▸ **DIRECTIONS FOR THIS TASK**: Locate all lines with the word "十谷民造" and copy them out.

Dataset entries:
-.-.-
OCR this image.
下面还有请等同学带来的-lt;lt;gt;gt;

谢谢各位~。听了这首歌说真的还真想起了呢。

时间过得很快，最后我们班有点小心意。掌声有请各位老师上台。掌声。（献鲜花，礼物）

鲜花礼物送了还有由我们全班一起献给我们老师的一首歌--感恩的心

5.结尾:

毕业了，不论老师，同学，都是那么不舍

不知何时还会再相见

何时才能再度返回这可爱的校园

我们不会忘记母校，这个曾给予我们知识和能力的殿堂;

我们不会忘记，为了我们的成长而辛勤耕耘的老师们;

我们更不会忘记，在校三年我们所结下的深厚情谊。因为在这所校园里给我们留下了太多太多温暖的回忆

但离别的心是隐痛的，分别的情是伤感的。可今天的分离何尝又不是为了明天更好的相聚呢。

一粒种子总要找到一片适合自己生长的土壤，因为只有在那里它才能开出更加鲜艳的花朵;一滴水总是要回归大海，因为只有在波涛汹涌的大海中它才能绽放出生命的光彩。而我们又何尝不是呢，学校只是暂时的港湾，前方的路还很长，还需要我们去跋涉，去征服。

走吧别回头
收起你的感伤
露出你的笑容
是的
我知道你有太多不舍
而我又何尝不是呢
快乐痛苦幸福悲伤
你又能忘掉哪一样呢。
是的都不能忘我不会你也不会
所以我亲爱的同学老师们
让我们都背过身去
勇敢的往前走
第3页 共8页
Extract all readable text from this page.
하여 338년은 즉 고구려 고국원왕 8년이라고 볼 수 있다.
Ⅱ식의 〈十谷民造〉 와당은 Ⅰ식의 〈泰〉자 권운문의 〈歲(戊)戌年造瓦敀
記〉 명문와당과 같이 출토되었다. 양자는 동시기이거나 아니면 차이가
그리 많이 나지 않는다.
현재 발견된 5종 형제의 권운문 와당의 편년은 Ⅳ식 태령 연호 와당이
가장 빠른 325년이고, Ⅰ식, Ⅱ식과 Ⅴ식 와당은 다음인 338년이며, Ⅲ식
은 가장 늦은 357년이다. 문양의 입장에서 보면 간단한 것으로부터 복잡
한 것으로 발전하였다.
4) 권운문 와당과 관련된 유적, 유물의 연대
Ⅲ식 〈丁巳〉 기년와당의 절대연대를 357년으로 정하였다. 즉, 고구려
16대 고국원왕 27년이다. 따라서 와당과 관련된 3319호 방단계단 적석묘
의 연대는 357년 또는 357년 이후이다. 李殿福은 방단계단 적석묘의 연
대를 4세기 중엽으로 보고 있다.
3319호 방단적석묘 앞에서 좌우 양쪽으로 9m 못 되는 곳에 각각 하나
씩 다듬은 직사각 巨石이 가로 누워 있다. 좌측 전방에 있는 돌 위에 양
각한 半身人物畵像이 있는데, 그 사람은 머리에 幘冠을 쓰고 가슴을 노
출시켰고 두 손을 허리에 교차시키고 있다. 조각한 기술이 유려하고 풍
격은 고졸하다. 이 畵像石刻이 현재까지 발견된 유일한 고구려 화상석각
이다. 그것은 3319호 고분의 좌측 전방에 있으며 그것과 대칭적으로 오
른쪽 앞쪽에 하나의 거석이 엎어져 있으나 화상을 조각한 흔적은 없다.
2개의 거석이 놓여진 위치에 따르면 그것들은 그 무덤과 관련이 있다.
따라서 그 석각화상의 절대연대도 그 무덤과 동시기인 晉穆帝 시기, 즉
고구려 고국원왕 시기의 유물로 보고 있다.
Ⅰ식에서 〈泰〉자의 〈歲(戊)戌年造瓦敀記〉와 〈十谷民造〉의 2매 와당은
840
-.-.-
▸ **WRITTEN RESPONSE**:
Ⅱ식의 〈十谷民造〉 와당은 Ⅰ식의 〈泰〉자 권운문의 〈歲(戊)戌年造瓦敀
Ⅰ식에서 〈泰〉자의 〈歲(戊)戌年造瓦敀記〉와 〈十谷民造〉의 2매 와당은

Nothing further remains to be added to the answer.